* [Document section]:
○ ○ ○ ○ ○

OBJECTS OF THE INVENTION
It is an object of the present invention to provide an oil-fired ignitor
having reliable spark action in a high temperature environment.
It is another object of the present invention to provide an oil-fired
ignitor having an improved atomizer.

Another object of the present invention is to provide an ignitor
having higher reliability than conventional igniters.
Still another object of the present invention is to provide an igniter
in which an indication of which component, or components, are responsible
for an igniter failure is available.
Yet another object of the present invention is to provide an igniter in
which the necessity of service can be determined prior to an igniter failure.
The above-stated objects, as well as other objects, features, and
advantages, of the present invention will become readily apparent from the
following detailed description which is to be read in conjunction with the
appended drawings.
SUMMARY OF THE INVENTION
Methods and systems for monitoring operation of a flame igniter are
provided herein. The flame igniter is used to begin and/or support the
combustion process inside a fossil fuel fired combustion chamber. A system
includes at least a memory and a processor. A processor can be any type of
processor capable of functioning to implement the techniques described
herein. A memory can be any type of memory capable of storing information
and communicating with a processor.
In a first embodiment of the present invention, multiple inputs from
at least one of a first group of inputs and a second group of inputs are
received. That is, the multiple inputs could all come from the first group,

could all come from the second group, or come from a mixture of the first and
second groups.

○ ○ ○ ○ ○

* [Goal a]: According to the igniter text's summary, what does a system include at a minimum?
The text and the records have no connection to each other.

○ ○ ○ ○ ○

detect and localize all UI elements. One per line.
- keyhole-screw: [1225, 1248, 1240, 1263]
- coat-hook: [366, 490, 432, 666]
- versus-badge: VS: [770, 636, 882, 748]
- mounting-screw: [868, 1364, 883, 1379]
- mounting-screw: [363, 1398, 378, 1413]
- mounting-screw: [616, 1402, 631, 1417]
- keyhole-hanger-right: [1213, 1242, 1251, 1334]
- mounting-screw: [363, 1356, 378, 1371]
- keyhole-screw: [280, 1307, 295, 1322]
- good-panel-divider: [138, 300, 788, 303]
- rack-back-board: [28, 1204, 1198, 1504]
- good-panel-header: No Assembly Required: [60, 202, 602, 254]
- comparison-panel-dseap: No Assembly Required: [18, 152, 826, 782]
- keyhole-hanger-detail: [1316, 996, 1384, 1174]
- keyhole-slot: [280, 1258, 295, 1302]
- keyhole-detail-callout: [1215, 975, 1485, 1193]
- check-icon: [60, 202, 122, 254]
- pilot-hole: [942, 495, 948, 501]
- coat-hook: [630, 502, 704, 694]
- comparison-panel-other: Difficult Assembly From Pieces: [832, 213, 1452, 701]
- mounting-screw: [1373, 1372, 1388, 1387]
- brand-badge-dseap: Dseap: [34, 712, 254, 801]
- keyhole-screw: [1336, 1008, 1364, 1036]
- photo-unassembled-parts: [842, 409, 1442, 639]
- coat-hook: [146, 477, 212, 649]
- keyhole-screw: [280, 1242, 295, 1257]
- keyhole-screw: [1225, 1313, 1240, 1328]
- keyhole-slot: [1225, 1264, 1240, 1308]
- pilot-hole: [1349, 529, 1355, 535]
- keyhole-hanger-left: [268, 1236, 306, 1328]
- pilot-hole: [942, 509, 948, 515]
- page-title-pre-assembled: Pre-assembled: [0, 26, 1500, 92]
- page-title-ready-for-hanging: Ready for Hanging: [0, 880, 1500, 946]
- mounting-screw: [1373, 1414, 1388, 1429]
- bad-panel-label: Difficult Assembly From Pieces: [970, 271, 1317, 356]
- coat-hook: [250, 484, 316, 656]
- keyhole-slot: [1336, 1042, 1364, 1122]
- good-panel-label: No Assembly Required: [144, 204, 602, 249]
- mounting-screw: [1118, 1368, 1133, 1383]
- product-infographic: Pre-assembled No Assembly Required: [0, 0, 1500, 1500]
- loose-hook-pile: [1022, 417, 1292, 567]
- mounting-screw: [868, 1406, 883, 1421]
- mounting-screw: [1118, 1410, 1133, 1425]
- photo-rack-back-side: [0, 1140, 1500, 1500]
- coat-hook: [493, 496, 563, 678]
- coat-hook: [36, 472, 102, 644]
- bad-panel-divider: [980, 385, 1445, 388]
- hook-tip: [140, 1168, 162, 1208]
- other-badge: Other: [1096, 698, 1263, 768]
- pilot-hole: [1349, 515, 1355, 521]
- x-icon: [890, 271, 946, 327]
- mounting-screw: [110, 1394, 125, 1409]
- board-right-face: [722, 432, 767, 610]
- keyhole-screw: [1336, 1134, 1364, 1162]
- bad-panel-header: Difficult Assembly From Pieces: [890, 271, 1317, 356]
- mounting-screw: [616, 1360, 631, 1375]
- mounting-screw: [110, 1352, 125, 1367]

○ ○ ○ ○ ○

* [Goal b]: Edit the records from their first line through the line containing "- keyhole-slot: [1336, 1042, 1364, 1122]", replacing "coat-hook" with "wall-hook" and leaving everything else unchanged. Return only that stretch.

* [Right answer a]: A memory and a processor.

* [Right answer b]:
detect and localize all UI elements. One per line.
- keyhole-screw: [1225, 1248, 1240, 1263]
- wall-hook: [366, 490, 432, 666]
- versus-badge: VS: [770, 636, 882, 748]
- mounting-screw: [868, 1364, 883, 1379]
- mounting-screw: [363, 1398, 378, 1413]
- mounting-screw: [616, 1402, 631, 1417]
- keyhole-hanger-right: [1213, 1242, 1251, 1334]
- mounting-screw: [363, 1356, 378, 1371]
- keyhole-screw: [280, 1307, 295, 1322]
- good-panel-divider: [138, 300, 788, 303]
- rack-back-board: [28, 1204, 1198, 1504]
- good-panel-header: No Assembly Required: [60, 202, 602, 254]
- comparison-panel-dseap: No Assembly Required: [18, 152, 826, 782]
- keyhole-hanger-detail: [1316, 996, 1384, 1174]
- keyhole-slot: [280, 1258, 295, 1302]
- keyhole-detail-callout: [1215, 975, 1485, 1193]
- check-icon: [60, 202, 122, 254]
- pilot-hole: [942, 495, 948, 501]
- wall-hook: [630, 502, 704, 694]
- comparison-panel-other: Difficult Assembly From Pieces: [832, 213, 1452, 701]
- mounting-screw: [1373, 1372, 1388, 1387]
- brand-badge-dseap: Dseap: [34, 712, 254, 801]
- keyhole-screw: [1336, 1008, 1364, 1036]
- photo-unassembled-parts: [842, 409, 1442, 639]
- wall-hook: [146, 477, 212, 649]
- keyhole-screw: [280, 1242, 295, 1257]
- keyhole-screw: [1225, 1313, 1240, 1328]
- keyhole-slot: [1225, 1264, 1240, 1308]
- pilot-hole: [1349, 529, 1355, 535]
- keyhole-hanger-left: [268, 1236, 306, 1328]
- pilot-hole: [942, 509, 948, 515]
- page-title-pre-assembled: Pre-assembled: [0, 26, 1500, 92]
- page-title-ready-for-hanging: Ready for Hanging: [0, 880, 1500, 946]
- mounting-screw: [1373, 1414, 1388, 1429]
- bad-panel-label: Difficult Assembly From Pieces: [970, 271, 1317, 356]
- wall-hook: [250, 484, 316, 656]
- keyhole-slot: [1336, 1042, 1364, 1122]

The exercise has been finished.